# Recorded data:
■ ■ ■ ■
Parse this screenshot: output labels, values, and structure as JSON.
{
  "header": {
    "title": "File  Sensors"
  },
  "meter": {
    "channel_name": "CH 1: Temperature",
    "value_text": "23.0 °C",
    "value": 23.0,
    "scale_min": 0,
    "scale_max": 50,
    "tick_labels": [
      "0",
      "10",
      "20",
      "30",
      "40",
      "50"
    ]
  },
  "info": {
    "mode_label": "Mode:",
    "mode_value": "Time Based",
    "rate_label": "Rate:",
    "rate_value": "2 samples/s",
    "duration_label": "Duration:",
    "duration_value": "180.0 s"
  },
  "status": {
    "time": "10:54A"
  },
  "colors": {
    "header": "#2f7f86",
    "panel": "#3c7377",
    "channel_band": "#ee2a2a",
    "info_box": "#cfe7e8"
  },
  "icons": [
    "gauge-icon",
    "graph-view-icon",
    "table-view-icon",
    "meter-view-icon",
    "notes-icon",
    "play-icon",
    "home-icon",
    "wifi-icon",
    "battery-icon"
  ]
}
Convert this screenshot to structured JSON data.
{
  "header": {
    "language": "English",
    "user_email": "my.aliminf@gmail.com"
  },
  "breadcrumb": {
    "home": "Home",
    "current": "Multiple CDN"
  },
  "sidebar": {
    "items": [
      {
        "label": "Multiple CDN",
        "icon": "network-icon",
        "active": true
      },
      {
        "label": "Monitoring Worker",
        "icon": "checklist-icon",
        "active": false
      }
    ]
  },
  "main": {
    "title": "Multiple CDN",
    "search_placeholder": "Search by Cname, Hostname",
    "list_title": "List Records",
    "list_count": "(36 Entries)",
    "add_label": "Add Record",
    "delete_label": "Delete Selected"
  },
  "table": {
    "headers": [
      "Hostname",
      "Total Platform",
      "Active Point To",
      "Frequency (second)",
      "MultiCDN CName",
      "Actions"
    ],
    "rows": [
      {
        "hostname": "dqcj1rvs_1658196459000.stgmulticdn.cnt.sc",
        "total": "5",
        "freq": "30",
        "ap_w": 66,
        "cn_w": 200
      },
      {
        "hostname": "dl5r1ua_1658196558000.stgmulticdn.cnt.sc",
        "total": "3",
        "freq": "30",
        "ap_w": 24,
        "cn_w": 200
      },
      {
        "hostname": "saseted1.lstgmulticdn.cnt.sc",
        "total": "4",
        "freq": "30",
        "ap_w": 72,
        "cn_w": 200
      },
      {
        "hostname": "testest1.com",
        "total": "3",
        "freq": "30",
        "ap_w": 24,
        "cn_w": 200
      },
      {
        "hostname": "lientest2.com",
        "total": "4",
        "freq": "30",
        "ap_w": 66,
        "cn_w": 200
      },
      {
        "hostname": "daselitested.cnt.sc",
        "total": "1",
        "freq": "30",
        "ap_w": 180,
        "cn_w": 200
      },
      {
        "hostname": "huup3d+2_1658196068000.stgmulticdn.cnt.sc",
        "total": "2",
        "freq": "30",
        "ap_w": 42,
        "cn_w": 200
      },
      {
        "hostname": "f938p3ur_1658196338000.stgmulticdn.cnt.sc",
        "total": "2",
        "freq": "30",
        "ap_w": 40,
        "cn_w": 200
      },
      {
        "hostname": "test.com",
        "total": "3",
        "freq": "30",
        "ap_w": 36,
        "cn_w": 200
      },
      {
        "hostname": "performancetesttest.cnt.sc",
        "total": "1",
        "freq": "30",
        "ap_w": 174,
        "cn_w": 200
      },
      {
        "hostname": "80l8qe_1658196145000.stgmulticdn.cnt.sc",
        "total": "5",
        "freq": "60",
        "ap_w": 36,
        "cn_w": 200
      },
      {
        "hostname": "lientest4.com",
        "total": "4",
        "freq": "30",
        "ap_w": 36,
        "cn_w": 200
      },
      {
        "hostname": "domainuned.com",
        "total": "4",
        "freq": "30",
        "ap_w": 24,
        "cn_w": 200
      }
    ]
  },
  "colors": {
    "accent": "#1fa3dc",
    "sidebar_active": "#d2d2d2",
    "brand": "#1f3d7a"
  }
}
■ ■ ■ ■
# What you have to do:
Every entry should be output exactly as written, please.

# Result of this exercise:
Parse this screenshot: output labels, values, and structure as JSON.
{
  "header": {
    "title": "File  Sensors"
  },
  "meter": {
    "channel_name": "CH 1: Temperature",
    "value_text": "23.0 °C",
    "value": 23.0,
    "scale_min": 0,
    "scale_max": 50,
    "tick_labels": [
      "0",
      "10",
      "20",
      "30",
      "40",
      "50"
    ]
  },
  "info": {
    "mode_label": "Mode:",
    "mode_value": "Time Based",
    "rate_label": "Rate:",
    "rate_value": "2 samples/s",
    "duration_label": "Duration:",
    "duration_value": "180.0 s"
  },
  "status": {
    "time": "10:54A"
  },
  "colors": {
    "header": "#2f7f86",
    "panel": "#3c7377",
    "channel_band": "#ee2a2a",
    "info_box": "#cfe7e8"
  },
  "icons": [
    "gauge-icon",
    "graph-view-icon",
    "table-view-icon",
    "meter-view-icon",
    "notes-icon",
    "play-icon",
    "home-icon",
    "wifi-icon",
    "battery-icon"
  ]
}
Convert this screenshot to structured JSON data.
{
  "header": {
    "language": "English",
    "user_email": "my.aliminf@gmail.com"
  },
  "breadcrumb": {
    "home": "Home",
    "current": "Multiple CDN"
  },
  "sidebar": {
    "items": [
      {
        "label": "Multiple CDN",
        "icon": "network-icon",
        "active": true
      },
      {
        "label": "Monitoring Worker",
        "icon": "checklist-icon",
        "active": false
      }
    ]
  },
  "main": {
    "title": "Multiple CDN",
    "search_placeholder": "Search by Cname, Hostname",
    "list_title": "List Records",
    "list_count": "(36 Entries)",
    "add_label": "Add Record",
    "delete_label": "Delete Selected"
  },
  "table": {
    "headers": [
      "Hostname",
      "Total Platform",
      "Active Point To",
      "Frequency (second)",
      "MultiCDN CName",
      "Actions"
    ],
    "rows": [
      {
        "hostname": "dqcj1rvs_1658196459000.stgmulticdn.cnt.sc",
        "total": "5",
        "freq": "30",
        "ap_w": 66,
        "cn_w": 200
      },
      {
        "hostname": "dl5r1ua_1658196558000.stgmulticdn.cnt.sc",
        "total": "3",
        "freq": "30",
        "ap_w": 24,
        "cn_w": 200
      },
      {
        "hostname": "saseted1.lstgmulticdn.cnt.sc",
        "total": "4",
        "freq": "30",
        "ap_w": 72,
        "cn_w": 200
      },
      {
        "hostname": "testest1.com",
        "total": "3",
        "freq": "30",
        "ap_w": 24,
        "cn_w": 200
      },
      {
        "hostname": "lientest2.com",
        "total": "4",
        "freq": "30",
        "ap_w": 66,
        "cn_w": 200
      },
      {
        "hostname": "daselitested.cnt.sc",
        "total": "1",
        "freq": "30",
        "ap_w": 180,
        "cn_w": 200
      },
      {
        "hostname": "huup3d+2_1658196068000.stgmulticdn.cnt.sc",
        "total": "2",
        "freq": "30",
        "ap_w": 42,
        "cn_w": 200
      },
      {
        "hostname": "f938p3ur_1658196338000.stgmulticdn.cnt.sc",
        "total": "2",
        "freq": "30",
        "ap_w": 40,
        "cn_w": 200
      },
      {
        "hostname": "test.com",
        "total": "3",
        "freq": "30",
        "ap_w": 36,
        "cn_w": 200
      },
      {
        "hostname": "performancetesttest.cnt.sc",
        "total": "1",
        "freq": "30",
        "ap_w": 174,
        "cn_w": 200
      },
      {
        "hostname": "80l8qe_1658196145000.stgmulticdn.cnt.sc",
        "total": "5",
        "freq": "60",
        "ap_w": 36,
        "cn_w": 200
      },
      {
        "hostname": "lientest4.com",
        "total": "4",
        "freq": "30",
        "ap_w": 36,
        "cn_w": 200
      },
      {
        "hostname": "domainuned.com",
        "total": "4",
        "freq": "30",
        "ap_w": 24,
        "cn_w": 200
      }
    ]
  },
  "colors": {
    "accent": "#1fa3dc",
    "sidebar_active": "#d2d2d2",
    "brand": "#1f3d7a"
  }
}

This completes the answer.